Reproduce the listing verbatim.
[START]
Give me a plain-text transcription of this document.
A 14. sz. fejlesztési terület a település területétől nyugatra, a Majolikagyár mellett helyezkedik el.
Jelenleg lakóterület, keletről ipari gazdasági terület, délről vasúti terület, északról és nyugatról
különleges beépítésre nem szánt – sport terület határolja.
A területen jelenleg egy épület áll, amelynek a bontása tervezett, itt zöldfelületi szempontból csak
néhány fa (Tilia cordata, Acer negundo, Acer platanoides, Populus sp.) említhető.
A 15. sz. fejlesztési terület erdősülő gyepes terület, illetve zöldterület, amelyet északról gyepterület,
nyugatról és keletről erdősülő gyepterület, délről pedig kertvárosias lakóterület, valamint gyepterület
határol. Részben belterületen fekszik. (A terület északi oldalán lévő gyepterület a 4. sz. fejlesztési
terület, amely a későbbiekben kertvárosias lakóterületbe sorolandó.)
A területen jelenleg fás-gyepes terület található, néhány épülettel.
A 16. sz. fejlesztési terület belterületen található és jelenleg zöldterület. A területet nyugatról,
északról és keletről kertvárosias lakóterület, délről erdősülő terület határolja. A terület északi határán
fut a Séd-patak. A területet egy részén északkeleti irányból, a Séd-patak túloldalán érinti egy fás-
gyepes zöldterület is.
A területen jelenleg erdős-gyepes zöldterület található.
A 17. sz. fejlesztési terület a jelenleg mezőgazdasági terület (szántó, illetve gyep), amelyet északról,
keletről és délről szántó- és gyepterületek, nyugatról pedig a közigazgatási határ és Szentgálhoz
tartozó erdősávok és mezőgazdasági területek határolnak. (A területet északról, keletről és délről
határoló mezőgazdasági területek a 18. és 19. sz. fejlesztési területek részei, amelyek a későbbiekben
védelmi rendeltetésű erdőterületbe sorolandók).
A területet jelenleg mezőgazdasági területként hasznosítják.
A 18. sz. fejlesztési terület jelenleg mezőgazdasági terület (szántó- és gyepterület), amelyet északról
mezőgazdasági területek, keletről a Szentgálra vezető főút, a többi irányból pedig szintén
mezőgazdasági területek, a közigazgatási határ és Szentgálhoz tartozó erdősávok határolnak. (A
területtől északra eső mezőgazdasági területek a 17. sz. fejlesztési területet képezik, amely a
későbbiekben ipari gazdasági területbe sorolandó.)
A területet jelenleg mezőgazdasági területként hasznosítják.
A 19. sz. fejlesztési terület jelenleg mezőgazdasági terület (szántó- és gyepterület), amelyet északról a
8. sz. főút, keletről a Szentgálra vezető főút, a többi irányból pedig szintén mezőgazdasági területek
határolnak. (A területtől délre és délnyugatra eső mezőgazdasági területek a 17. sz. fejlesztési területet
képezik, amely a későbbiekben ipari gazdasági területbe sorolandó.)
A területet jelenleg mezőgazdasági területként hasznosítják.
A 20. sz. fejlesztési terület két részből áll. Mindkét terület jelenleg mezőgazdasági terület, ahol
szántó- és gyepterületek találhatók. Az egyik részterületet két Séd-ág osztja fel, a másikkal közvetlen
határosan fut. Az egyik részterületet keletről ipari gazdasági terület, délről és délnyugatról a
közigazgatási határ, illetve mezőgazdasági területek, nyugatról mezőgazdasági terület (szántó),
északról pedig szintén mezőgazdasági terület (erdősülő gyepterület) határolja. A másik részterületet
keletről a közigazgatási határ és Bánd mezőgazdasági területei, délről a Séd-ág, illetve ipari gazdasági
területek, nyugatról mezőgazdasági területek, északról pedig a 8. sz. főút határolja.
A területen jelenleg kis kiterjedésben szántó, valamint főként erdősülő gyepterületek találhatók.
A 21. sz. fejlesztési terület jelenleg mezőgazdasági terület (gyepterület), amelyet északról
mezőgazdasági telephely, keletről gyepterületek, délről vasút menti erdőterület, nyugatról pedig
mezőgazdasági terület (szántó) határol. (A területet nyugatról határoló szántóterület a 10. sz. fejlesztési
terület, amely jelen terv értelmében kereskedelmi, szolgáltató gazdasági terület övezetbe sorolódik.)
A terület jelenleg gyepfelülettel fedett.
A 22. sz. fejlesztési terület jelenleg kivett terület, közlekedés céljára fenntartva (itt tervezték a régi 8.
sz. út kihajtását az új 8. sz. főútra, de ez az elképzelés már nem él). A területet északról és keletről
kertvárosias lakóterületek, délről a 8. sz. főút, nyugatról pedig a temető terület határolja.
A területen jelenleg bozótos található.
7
[END]
--- Output ---
Give me a plain-text transcription of this document.
A 14. sz. fejlesztési terület a település területétől nyugatra, a Majolikagyár mellett helyezkedik el.
Jelenleg lakóterület, keletről ipari gazdasági terület, délről vasúti terület, északról és nyugatról
különleges beépítésre nem szánt – sport terület határolja.
A területen jelenleg egy épület áll, amelynek a bontása tervezett, itt zöldfelületi szempontból csak
néhány fa (Tilia cordata, Acer negundo, Acer platanoides, Populus sp.) említhető.
A 15. sz. fejlesztési terület erdősülő gyepes terület, illetve zöldterület, amelyet északról gyepterület,
nyugatról és keletről erdősülő gyepterület, délről pedig kertvárosias lakóterület, valamint gyepterület
határol. Részben belterületen fekszik. (A terület északi oldalán lévő gyepterület a 4. sz. fejlesztési
terület, amely a későbbiekben kertvárosias lakóterületbe sorolandó.)
A területen jelenleg fás-gyepes terület található, néhány épülettel.
A 16. sz. fejlesztési terület belterületen található és jelenleg zöldterület. A területet nyugatról,
északról és keletről kertvárosias lakóterület, délről erdősülő terület határolja. A terület északi határán
fut a Séd-patak. A területet egy részén északkeleti irányból, a Séd-patak túloldalán érinti egy fás-
gyepes zöldterület is.
A területen jelenleg erdős-gyepes zöldterület található.
A 17. sz. fejlesztési terület a jelenleg mezőgazdasági terület (szántó, illetve gyep), amelyet északról,
keletről és délről szántó- és gyepterületek, nyugatról pedig a közigazgatási határ és Szentgálhoz
tartozó erdősávok és mezőgazdasági területek határolnak. (A területet északról, keletről és délről
határoló mezőgazdasági területek a 18. és 19. sz. fejlesztési területek részei, amelyek a későbbiekben
védelmi rendeltetésű erdőterületbe sorolandók).
A területet jelenleg mezőgazdasági területként hasznosítják.
A 18. sz. fejlesztési terület jelenleg mezőgazdasági terület (szántó- és gyepterület), amelyet északról
mezőgazdasági területek, keletről a Szentgálra vezető főút, a többi irányból pedig szintén
mezőgazdasági területek, a közigazgatási határ és Szentgálhoz tartozó erdősávok határolnak. (A
területtől északra eső mezőgazdasági területek a 17. sz. fejlesztési területet képezik, amely a
későbbiekben ipari gazdasági területbe sorolandó.)
A területet jelenleg mezőgazdasági területként hasznosítják.
A 19. sz. fejlesztési terület jelenleg mezőgazdasági terület (szántó- és gyepterület), amelyet északról a
8. sz. főút, keletről a Szentgálra vezető főút, a többi irányból pedig szintén mezőgazdasági területek
határolnak. (A területtől délre és délnyugatra eső mezőgazdasági területek a 17. sz. fejlesztési területet
képezik, amely a későbbiekben ipari gazdasági területbe sorolandó.)
A területet jelenleg mezőgazdasági területként hasznosítják.
A 20. sz. fejlesztési terület két részből áll. Mindkét terület jelenleg mezőgazdasági terület, ahol
szántó- és gyepterületek találhatók. Az egyik részterületet két Séd-ág osztja fel, a másikkal közvetlen
határosan fut. Az egyik részterületet keletről ipari gazdasági terület, délről és délnyugatról a
közigazgatási határ, illetve mezőgazdasági területek, nyugatról mezőgazdasági terület (szántó),
északról pedig szintén mezőgazdasági terület (erdősülő gyepterület) határolja. A másik részterületet
keletről a közigazgatási határ és Bánd mezőgazdasági területei, délről a Séd-ág, illetve ipari gazdasági
területek, nyugatról mezőgazdasági területek, északról pedig a 8. sz. főút határolja.
A területen jelenleg kis kiterjedésben szántó, valamint főként erdősülő gyepterületek találhatók.
A 21. sz. fejlesztési terület jelenleg mezőgazdasági terület (gyepterület), amelyet északról
mezőgazdasági telephely, keletről gyepterületek, délről vasút menti erdőterület, nyugatról pedig
mezőgazdasági terület (szántó) határol. (A területet nyugatról határoló szántóterület a 10. sz. fejlesztési
terület, amely jelen terv értelmében kereskedelmi, szolgáltató gazdasági terület övezetbe sorolódik.)
A terület jelenleg gyepfelülettel fedett.
A 22. sz. fejlesztési terület jelenleg kivett terület, közlekedés céljára fenntartva (itt tervezték a régi 8.
sz. út kihajtását az új 8. sz. főútra, de ez az elképzelés már nem él). A területet északról és keletről
kertvárosias lakóterületek, délről a 8. sz. főút, nyugatról pedig a temető terület határolja.
A területen jelenleg bozótos található.
7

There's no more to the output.